* _EXERCISE_: Copy the listing below in full and skip every picture.

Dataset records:
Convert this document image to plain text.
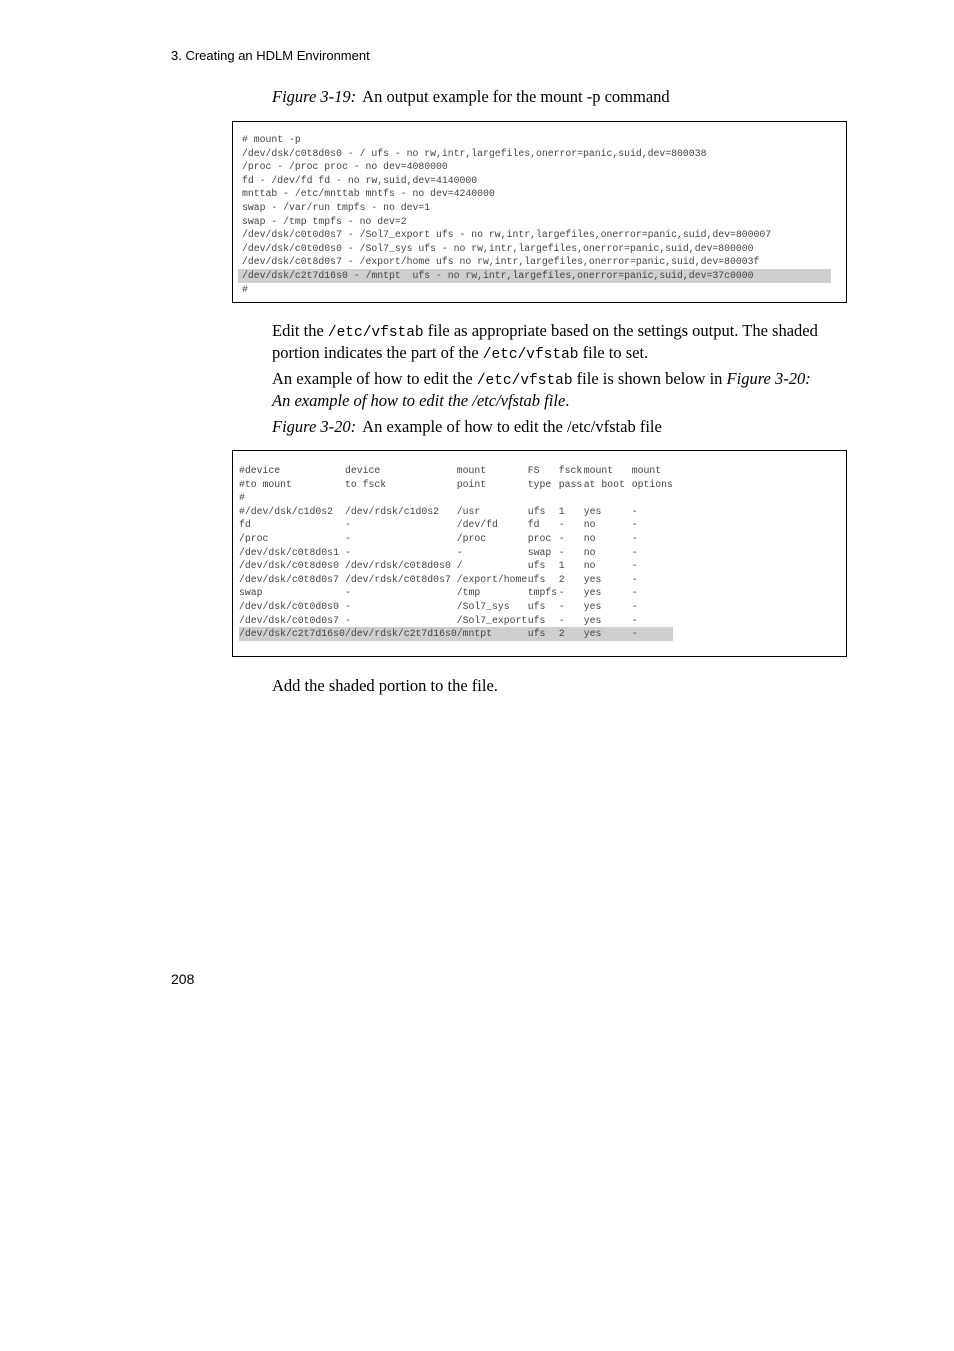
3. Creating an HDLM Environment
Figure 3-19: An output example for the mount -p command
# mount -p
/dev/dsk/c0t8d0s0 - / ufs - no rw,intr,largefiles,onerror=panic,suid,dev=800038
/proc - /proc proc - no dev=4080000
fd - /dev/fd fd - no rw,suid,dev=4140000
mnttab - /etc/mnttab mntfs - no dev=4240000
swap - /var/run tmpfs - no dev=1
swap - /tmp tmpfs - no dev=2
/dev/dsk/c0t0d0s7 - /Sol7_export ufs - no rw,intr,largefiles,onerror=panic,suid,dev=800007
/dev/dsk/c0t0d0s0 - /Sol7_sys ufs - no rw,intr,largefiles,onerror=panic,suid,dev=800000
/dev/dsk/c0t8d0s7 - /export/home ufs no rw,intr,largefiles,onerror=panic,suid,dev=80003f
/dev/dsk/c2t7d16s0 - /mntpt  ufs - no rw,intr,largefiles,onerror=panic,suid,dev=37c0000
#
Edit the /etc/vfstab file as appropriate based on the settings output. The shaded portion indicates the part of the /etc/vfstab file to set.
An example of how to edit the /etc/vfstab file is shown below in Figure 3-20: An example of how to edit the /etc/vfstab file.
Figure 3-20: An example of how to edit the /etc/vfstab file
#device	device	mount	FS	fsck	mount	mount
#to mount	to fsck	point	type	pass	at boot	options
#						
#/dev/dsk/c1d0s2	/dev/rdsk/c1d0s2	/usr	ufs	1	yes	-
fd	-	/dev/fd	fd	-	no	-
/proc	-	/proc	proc	-	no	-
/dev/dsk/c0t8d0s1	-	-	swap	-	no	-
/dev/dsk/c0t8d0s0	/dev/rdsk/c0t8d0s0	/	ufs	1	no	-
/dev/dsk/c0t8d0s7	/dev/rdsk/c0t8d0s7	/export/home	ufs	2	yes	-
swap	-	/tmp	tmpfs	-	yes	-
/dev/dsk/c0t0d0s0	-	/Sol7_sys	ufs	-	yes	-
/dev/dsk/c0t0d0s7	-	/Sol7_export	ufs	-	yes	-
/dev/dsk/c2t7d16s0	/dev/rdsk/c2t7d16s0	/mntpt	ufs	2	yes	-
Add the shaded portion to the file.
208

* _REPLY TO THE EXERCISE_:
Convert this document image to plain text.
3. Creating an HDLM Environment
Figure 3-19: An output example for the mount -p command
# mount -p
/dev/dsk/c0t8d0s0 - / ufs - no rw,intr,largefiles,onerror=panic,suid,dev=800038
/proc - /proc proc - no dev=4080000
fd - /dev/fd fd - no rw,suid,dev=4140000
mnttab - /etc/mnttab mntfs - no dev=4240000
swap - /var/run tmpfs - no dev=1
swap - /tmp tmpfs - no dev=2
/dev/dsk/c0t0d0s7 - /Sol7_export ufs - no rw,intr,largefiles,onerror=panic,suid,dev=800007
/dev/dsk/c0t0d0s0 - /Sol7_sys ufs - no rw,intr,largefiles,onerror=panic,suid,dev=800000
/dev/dsk/c0t8d0s7 - /export/home ufs no rw,intr,largefiles,onerror=panic,suid,dev=80003f
/dev/dsk/c2t7d16s0 - /mntpt  ufs - no rw,intr,largefiles,onerror=panic,suid,dev=37c0000
#
Edit the /etc/vfstab file as appropriate based on the settings output. The shaded portion indicates the part of the /etc/vfstab file to set.
An example of how to edit the /etc/vfstab file is shown below in Figure 3-20: An example of how to edit the /etc/vfstab file.
Figure 3-20: An example of how to edit the /etc/vfstab file
#device	device	mount	FS	fsck	mount	mount
#to mount	to fsck	point	type	pass	at boot	options
#						
#/dev/dsk/c1d0s2	/dev/rdsk/c1d0s2	/usr	ufs	1	yes	-
fd	-	/dev/fd	fd	-	no	-
/proc	-	/proc	proc	-	no	-
/dev/dsk/c0t8d0s1	-	-	swap	-	no	-
/dev/dsk/c0t8d0s0	/dev/rdsk/c0t8d0s0	/	ufs	1	no	-
/dev/dsk/c0t8d0s7	/dev/rdsk/c0t8d0s7	/export/home	ufs	2	yes	-
swap	-	/tmp	tmpfs	-	yes	-
/dev/dsk/c0t0d0s0	-	/Sol7_sys	ufs	-	yes	-
/dev/dsk/c0t0d0s7	-	/Sol7_export	ufs	-	yes	-
/dev/dsk/c2t7d16s0	/dev/rdsk/c2t7d16s0	/mntpt	ufs	2	yes	-
Add the shaded portion to the file.
208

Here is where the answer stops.